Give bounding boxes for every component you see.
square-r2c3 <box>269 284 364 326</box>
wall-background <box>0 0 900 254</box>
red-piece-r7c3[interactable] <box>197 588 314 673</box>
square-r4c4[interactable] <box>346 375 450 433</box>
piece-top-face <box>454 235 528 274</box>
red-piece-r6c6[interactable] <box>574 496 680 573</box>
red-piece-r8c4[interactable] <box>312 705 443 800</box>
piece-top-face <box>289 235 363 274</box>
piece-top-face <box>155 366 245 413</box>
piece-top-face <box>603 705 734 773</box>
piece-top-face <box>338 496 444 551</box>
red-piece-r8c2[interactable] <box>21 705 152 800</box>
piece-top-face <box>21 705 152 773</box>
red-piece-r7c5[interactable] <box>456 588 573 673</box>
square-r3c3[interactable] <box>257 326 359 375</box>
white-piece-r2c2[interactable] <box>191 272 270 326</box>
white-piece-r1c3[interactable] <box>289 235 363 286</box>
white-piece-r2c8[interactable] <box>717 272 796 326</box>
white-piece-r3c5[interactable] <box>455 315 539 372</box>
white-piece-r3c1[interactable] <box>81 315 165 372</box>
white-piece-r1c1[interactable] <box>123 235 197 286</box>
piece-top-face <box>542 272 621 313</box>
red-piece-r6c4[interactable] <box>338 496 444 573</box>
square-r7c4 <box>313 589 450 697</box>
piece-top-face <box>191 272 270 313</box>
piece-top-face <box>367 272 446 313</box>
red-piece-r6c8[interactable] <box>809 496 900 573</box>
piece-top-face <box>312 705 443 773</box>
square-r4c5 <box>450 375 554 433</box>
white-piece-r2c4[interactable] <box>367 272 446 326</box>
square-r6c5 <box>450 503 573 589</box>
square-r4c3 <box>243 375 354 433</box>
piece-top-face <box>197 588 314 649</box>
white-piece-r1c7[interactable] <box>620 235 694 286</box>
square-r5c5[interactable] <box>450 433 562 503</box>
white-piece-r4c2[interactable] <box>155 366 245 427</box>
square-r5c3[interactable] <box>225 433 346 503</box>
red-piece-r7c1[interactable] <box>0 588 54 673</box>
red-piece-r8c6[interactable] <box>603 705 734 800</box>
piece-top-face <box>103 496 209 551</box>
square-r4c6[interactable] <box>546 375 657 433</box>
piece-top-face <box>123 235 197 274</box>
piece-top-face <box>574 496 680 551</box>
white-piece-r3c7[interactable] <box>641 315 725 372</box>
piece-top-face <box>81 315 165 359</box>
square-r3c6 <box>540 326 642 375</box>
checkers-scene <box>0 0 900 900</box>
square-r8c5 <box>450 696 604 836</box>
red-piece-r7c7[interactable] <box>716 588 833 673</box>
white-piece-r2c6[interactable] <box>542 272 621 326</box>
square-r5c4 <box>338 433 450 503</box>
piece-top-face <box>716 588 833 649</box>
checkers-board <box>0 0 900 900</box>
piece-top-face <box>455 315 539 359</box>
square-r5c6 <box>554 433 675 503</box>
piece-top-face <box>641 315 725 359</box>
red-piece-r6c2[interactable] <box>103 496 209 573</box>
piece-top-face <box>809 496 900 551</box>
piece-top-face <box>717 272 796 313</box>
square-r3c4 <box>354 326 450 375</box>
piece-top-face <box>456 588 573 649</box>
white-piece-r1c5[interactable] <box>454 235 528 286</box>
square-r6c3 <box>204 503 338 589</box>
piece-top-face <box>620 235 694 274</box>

··········

- **Aim**
Copy the listing word for word, beginning with its first line and continuing through the line with "piece-top-face <box>155 366 245 413</box>".

- **Output below**
Give bounding boxes for every component you see.
square-r2c3 <box>269 284 364 326</box>
wall-background <box>0 0 900 254</box>
red-piece-r7c3[interactable] <box>197 588 314 673</box>
square-r4c4[interactable] <box>346 375 450 433</box>
piece-top-face <box>454 235 528 274</box>
red-piece-r6c6[interactable] <box>574 496 680 573</box>
red-piece-r8c4[interactable] <box>312 705 443 800</box>
piece-top-face <box>289 235 363 274</box>
piece-top-face <box>155 366 245 413</box>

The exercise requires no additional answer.